▸ What this task involves
Restate the records below word for word.

Begin Stored records

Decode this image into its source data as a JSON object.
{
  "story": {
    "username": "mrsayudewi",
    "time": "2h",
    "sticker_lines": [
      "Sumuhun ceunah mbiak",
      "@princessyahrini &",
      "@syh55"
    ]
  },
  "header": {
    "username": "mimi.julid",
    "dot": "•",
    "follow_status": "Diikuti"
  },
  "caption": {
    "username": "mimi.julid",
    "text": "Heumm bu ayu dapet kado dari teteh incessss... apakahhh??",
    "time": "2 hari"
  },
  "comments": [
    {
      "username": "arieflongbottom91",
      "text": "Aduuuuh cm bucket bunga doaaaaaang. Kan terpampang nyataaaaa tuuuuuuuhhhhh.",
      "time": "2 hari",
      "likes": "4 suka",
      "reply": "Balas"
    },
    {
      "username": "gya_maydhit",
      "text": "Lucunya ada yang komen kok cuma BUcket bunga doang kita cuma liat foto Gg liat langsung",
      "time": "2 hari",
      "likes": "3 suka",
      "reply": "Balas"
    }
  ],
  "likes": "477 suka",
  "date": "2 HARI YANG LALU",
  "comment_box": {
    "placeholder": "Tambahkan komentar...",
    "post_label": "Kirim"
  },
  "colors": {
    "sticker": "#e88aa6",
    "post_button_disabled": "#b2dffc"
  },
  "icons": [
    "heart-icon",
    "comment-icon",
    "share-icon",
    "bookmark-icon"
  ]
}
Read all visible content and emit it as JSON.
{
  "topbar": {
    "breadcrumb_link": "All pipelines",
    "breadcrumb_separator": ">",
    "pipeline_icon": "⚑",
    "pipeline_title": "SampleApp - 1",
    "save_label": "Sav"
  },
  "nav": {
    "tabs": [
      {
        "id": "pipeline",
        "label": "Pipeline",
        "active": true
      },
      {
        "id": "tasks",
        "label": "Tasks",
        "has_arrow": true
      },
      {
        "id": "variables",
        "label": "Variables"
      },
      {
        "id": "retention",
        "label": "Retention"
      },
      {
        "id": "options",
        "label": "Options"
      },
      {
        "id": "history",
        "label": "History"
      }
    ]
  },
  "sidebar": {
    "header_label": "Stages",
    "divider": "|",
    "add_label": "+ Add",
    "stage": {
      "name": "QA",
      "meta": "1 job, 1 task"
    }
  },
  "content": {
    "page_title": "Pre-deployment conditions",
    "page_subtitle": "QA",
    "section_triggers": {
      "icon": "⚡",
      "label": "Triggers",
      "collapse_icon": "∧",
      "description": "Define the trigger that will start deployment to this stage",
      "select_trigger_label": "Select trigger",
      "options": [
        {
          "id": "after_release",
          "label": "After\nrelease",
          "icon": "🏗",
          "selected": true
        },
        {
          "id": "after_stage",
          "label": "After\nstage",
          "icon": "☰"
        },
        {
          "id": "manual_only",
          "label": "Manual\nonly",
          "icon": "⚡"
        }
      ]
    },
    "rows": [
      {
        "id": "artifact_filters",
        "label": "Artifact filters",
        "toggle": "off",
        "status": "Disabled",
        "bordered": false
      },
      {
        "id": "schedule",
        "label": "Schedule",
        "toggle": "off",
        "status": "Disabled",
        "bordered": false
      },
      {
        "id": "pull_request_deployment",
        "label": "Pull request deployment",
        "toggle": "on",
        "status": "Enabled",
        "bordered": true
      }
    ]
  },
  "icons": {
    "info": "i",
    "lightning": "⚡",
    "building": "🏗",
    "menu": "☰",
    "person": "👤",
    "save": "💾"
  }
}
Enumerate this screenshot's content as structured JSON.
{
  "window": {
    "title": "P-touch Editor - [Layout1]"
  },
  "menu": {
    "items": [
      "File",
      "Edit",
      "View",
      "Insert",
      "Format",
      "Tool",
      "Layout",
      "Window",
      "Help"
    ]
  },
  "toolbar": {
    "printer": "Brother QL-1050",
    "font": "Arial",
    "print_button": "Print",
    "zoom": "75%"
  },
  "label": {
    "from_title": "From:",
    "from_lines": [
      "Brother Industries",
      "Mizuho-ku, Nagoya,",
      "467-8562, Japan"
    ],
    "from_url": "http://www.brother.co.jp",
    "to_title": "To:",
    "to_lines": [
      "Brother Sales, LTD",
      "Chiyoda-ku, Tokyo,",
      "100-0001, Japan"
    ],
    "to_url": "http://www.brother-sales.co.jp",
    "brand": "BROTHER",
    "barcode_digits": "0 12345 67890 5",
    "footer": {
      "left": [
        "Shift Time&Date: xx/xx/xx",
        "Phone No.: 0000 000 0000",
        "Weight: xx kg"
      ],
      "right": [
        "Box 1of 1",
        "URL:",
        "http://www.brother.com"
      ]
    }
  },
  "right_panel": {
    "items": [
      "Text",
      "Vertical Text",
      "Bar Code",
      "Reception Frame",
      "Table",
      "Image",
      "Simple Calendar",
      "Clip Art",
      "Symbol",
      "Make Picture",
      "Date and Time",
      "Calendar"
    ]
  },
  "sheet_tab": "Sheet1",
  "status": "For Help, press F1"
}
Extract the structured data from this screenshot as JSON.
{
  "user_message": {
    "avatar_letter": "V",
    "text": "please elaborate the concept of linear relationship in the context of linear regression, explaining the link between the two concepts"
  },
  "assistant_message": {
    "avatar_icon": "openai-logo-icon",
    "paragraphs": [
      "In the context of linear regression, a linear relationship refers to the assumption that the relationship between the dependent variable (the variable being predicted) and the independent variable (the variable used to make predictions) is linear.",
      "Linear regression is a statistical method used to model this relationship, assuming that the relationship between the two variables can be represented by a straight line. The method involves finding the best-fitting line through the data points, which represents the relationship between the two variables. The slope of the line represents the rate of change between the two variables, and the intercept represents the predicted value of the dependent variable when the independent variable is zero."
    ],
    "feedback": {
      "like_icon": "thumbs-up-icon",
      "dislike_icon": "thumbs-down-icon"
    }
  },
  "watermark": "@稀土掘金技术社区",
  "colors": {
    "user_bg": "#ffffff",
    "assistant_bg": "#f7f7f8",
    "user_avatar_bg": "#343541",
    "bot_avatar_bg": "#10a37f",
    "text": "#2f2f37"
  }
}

End Stored records

▸ Exercise result
Decode this image into its source data as a JSON object.
{
  "story": {
    "username": "mrsayudewi",
    "time": "2h",
    "sticker_lines": [
      "Sumuhun ceunah mbiak",
      "@princessyahrini &",
      "@syh55"
    ]
  },
  "header": {
    "username": "mimi.julid",
    "dot": "•",
    "follow_status": "Diikuti"
  },
  "caption": {
    "username": "mimi.julid",
    "text": "Heumm bu ayu dapet kado dari teteh incessss... apakahhh??",
    "time": "2 hari"
  },
  "comments": [
    {
      "username": "arieflongbottom91",
      "text": "Aduuuuh cm bucket bunga doaaaaaang. Kan terpampang nyataaaaa tuuuuuuuhhhhh.",
      "time": "2 hari",
      "likes": "4 suka",
      "reply": "Balas"
    },
    {
      "username": "gya_maydhit",
      "text": "Lucunya ada yang komen kok cuma BUcket bunga doang kita cuma liat foto Gg liat langsung",
      "time": "2 hari",
      "likes": "3 suka",
      "reply": "Balas"
    }
  ],
  "likes": "477 suka",
  "date": "2 HARI YANG LALU",
  "comment_box": {
    "placeholder": "Tambahkan komentar...",
    "post_label": "Kirim"
  },
  "colors": {
    "sticker": "#e88aa6",
    "post_button_disabled": "#b2dffc"
  },
  "icons": [
    "heart-icon",
    "comment-icon",
    "share-icon",
    "bookmark-icon"
  ]
}
Read all visible content and emit it as JSON.
{
  "topbar": {
    "breadcrumb_link": "All pipelines",
    "breadcrumb_separator": ">",
    "pipeline_icon": "⚑",
    "pipeline_title": "SampleApp - 1",
    "save_label": "Sav"
  },
  "nav": {
    "tabs": [
      {
        "id": "pipeline",
        "label": "Pipeline",
        "active": true
      },
      {
        "id": "tasks",
        "label": "Tasks",
        "has_arrow": true
      },
      {
        "id": "variables",
        "label": "Variables"
      },
      {
        "id": "retention",
        "label": "Retention"
      },
      {
        "id": "options",
        "label": "Options"
      },
      {
        "id": "history",
        "label": "History"
      }
    ]
  },
  "sidebar": {
    "header_label": "Stages",
    "divider": "|",
    "add_label": "+ Add",
    "stage": {
      "name": "QA",
      "meta": "1 job, 1 task"
    }
  },
  "content": {
    "page_title": "Pre-deployment conditions",
    "page_subtitle": "QA",
    "section_triggers": {
      "icon": "⚡",
      "label": "Triggers",
      "collapse_icon": "∧",
      "description": "Define the trigger that will start deployment to this stage",
      "select_trigger_label": "Select trigger",
      "options": [
        {
          "id": "after_release",
          "label": "After\nrelease",
          "icon": "🏗",
          "selected": true
        },
        {
          "id": "after_stage",
          "label": "After\nstage",
          "icon": "☰"
        },
        {
          "id": "manual_only",
          "label": "Manual\nonly",
          "icon": "⚡"
        }
      ]
    },
    "rows": [
      {
        "id": "artifact_filters",
        "label": "Artifact filters",
        "toggle": "off",
        "status": "Disabled",
        "bordered": false
      },
      {
        "id": "schedule",
        "label": "Schedule",
        "toggle": "off",
        "status": "Disabled",
        "bordered": false
      },
      {
        "id": "pull_request_deployment",
        "label": "Pull request deployment",
        "toggle": "on",
        "status": "Enabled",
        "bordered": true
      }
    ]
  },
  "icons": {
    "info": "i",
    "lightning": "⚡",
    "building": "🏗",
    "menu": "☰",
    "person": "👤",
    "save": "💾"
  }
}
Enumerate this screenshot's content as structured JSON.
{
  "window": {
    "title": "P-touch Editor - [Layout1]"
  },
  "menu": {
    "items": [
      "File",
      "Edit",
      "View",
      "Insert",
      "Format",
      "Tool",
      "Layout",
      "Window",
      "Help"
    ]
  },
  "toolbar": {
    "printer": "Brother QL-1050",
    "font": "Arial",
    "print_button": "Print",
    "zoom": "75%"
  },
  "label": {
    "from_title": "From:",
    "from_lines": [
      "Brother Industries",
      "Mizuho-ku, Nagoya,",
      "467-8562, Japan"
    ],
    "from_url": "http://www.brother.co.jp",
    "to_title": "To:",
    "to_lines": [
      "Brother Sales, LTD",
      "Chiyoda-ku, Tokyo,",
      "100-0001, Japan"
    ],
    "to_url": "http://www.brother-sales.co.jp",
    "brand": "BROTHER",
    "barcode_digits": "0 12345 67890 5",
    "footer": {
      "left": [
        "Shift Time&Date: xx/xx/xx",
        "Phone No.: 0000 000 0000",
        "Weight: xx kg"
      ],
      "right": [
        "Box 1of 1",
        "URL:",
        "http://www.brother.com"
      ]
    }
  },
  "right_panel": {
    "items": [
      "Text",
      "Vertical Text",
      "Bar Code",
      "Reception Frame",
      "Table",
      "Image",
      "Simple Calendar",
      "Clip Art",
      "Symbol",
      "Make Picture",
      "Date and Time",
      "Calendar"
    ]
  },
  "sheet_tab": "Sheet1",
  "status": "For Help, press F1"
}
Extract the structured data from this screenshot as JSON.
{
  "user_message": {
    "avatar_letter": "V",
    "text": "please elaborate the concept of linear relationship in the context of linear regression, explaining the link between the two concepts"
  },
  "assistant_message": {
    "avatar_icon": "openai-logo-icon",
    "paragraphs": [
      "In the context of linear regression, a linear relationship refers to the assumption that the relationship between the dependent variable (the variable being predicted) and the independent variable (the variable used to make predictions) is linear.",
      "Linear regression is a statistical method used to model this relationship, assuming that the relationship between the two variables can be represented by a straight line. The method involves finding the best-fitting line through the data points, which represents the relationship between the two variables. The slope of the line represents the rate of change between the two variables, and the intercept represents the predicted value of the dependent variable when the independent variable is zero."
    ],
    "feedback": {
      "like_icon": "thumbs-up-icon",
      "dislike_icon": "thumbs-down-icon"
    }
  },
  "watermark": "@稀土掘金技术社区",
  "colors": {
    "user_bg": "#ffffff",
    "assistant_bg": "#f7f7f8",
    "user_avatar_bg": "#343541",
    "bot_avatar_bg": "#10a37f",
    "text": "#2f2f37"
  }
}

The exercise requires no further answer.